▶ **Required work**: Reproduce the AI text word for word, beginning at "Artificial intelligence vs." and stopping after "fathers of artificial intelligence.".

▶ **Text section**:
┄┄┄┄┄┄┄┄┄┄┄┄┄┄┄┄┄┄┄┄
On August 4, 1997, Skynet came online to control the weapons arsenal of the United States with a mandate of “safeguarding the world.” Skynet started to learn at a geometric rate and became self-aware at 2:14am on August 29, 1997. Humans saw the artificial intelligence (AI) as a threat and attempted to shut it down. Skynet viewed this as an attack and created a nuclear war between the United States and Russia, killing over three billion people.

Luckily, this is the storyline from the Terminator movies and not real life. But could it be that we’re reaching a point where artificial intelligence is set to take control of humanity and make decisions devoid of emotions like sympathy and empathy? 

Depending on who you ask, the answer is yes…or no. High performance computing has already proven a machine’s ability to perform advanced calculations far faster and more accurately than the human mind. The question is: Who should be in control of decision making?

Artificial intelligence vs. deep learning vs. machine learning

Artificial intelligence is nothing new. The term was coined in 1955 by John McCarthy and debated and discussed at the Dartmouth Summer Research Project on Artificial Intelligence in 1955 by the founding fathers of artificial intelligence.

Since then, we’ve seen AI in hundreds of movies and fictional stories from Star Wars and The Avengers to Bicentennial Man and Ex Machina. Unfortunately, there’s no agreed-upon definition of artificial intelligence. 

We do know that deep learning and machine learning are subsets of artificial intelligence. Machine learning is based on algorithms and statistical models where a prediction is made based on inputs. Almost all AI is built upon machine learning. 

Deep learning is simply about scale since advancements in compute have made it possible to do more processing than traditional machine learning. The key differentiator between machine learning and deep learning, according to one expert, is in the number of layers of nodes that the input data passes through.

Benefits of AI to humanity

Artificial intelligence is poised to benefit humanity in nearly unlimited ways—for example, more accurate clinical imaging and diagnoses, fewer traffic accidents and resulting death and improved retention through immersive learning. With sensors becoming less expensive and wireless networks the norm, AI can help manufacturing plants with:

  • Predictive maintenance – Machine learning and deep learning can help manufacturers predict machine failure and increase operating efficiency by reducing unnecessary downtime, repair or replacement and ensuring worker safety.
  • Asset management – Sensors and machine learning can also help manufacturers automate the tracking and monitoring of the location, condition, state, and utilization of connected assets throughout the supply chain, enabling them to cut time to market and increase revenue.
┄┄┄┄┄┄┄┄┄┄┄┄┄┄┄┄┄┄┄┄
▶ **Excerpted records**:
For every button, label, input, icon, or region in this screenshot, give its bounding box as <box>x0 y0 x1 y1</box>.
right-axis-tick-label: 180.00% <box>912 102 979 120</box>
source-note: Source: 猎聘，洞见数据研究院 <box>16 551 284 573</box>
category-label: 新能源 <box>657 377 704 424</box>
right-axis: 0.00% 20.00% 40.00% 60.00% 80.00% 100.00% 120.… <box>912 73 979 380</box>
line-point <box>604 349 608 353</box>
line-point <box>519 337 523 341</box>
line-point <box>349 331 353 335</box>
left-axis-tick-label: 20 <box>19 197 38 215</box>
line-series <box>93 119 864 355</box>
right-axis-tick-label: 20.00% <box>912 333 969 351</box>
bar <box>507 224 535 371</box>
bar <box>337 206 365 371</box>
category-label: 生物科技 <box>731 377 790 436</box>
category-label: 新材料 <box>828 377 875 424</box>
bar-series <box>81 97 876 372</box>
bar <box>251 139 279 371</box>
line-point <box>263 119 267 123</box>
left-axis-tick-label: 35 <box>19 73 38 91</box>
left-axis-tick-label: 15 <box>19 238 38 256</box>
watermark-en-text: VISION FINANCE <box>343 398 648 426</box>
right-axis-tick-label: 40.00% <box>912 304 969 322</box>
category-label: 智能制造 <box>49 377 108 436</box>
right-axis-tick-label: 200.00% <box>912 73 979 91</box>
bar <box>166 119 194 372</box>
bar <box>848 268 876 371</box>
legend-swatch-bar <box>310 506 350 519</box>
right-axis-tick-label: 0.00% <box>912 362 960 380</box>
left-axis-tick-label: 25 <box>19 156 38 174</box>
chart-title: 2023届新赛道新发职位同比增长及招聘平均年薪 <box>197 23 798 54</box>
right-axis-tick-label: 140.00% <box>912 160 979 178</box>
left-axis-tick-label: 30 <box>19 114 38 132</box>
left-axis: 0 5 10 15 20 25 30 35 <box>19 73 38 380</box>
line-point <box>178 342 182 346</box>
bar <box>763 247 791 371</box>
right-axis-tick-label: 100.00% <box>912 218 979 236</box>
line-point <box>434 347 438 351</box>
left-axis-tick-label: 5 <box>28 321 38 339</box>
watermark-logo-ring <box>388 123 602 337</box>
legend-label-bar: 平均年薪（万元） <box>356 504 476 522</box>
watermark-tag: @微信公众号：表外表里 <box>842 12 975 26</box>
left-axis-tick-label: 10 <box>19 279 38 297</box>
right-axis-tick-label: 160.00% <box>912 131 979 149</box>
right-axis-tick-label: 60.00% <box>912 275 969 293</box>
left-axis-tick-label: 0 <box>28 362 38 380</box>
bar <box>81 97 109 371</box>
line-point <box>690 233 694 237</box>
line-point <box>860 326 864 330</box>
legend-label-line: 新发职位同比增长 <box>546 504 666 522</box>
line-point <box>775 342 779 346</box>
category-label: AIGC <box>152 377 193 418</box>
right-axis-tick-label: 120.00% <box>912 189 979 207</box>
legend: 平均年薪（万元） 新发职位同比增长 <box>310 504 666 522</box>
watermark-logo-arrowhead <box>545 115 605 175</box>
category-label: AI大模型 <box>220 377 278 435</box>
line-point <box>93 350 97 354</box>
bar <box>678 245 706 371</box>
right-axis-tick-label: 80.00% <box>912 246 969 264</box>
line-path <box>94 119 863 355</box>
┄┄┄┄┄┄┄┄┄┄┄┄┄┄┄┄┄┄┄┄
▶ **Written solution**:
Artificial intelligence vs. deep learning vs. machine learning

Artificial intelligence is nothing new. The term was coined in 1955 by John McCarthy and debated and discussed at the Dartmouth Summer Research Project on Artificial Intelligence in 1955 by the founding fathers of artificial intelligence.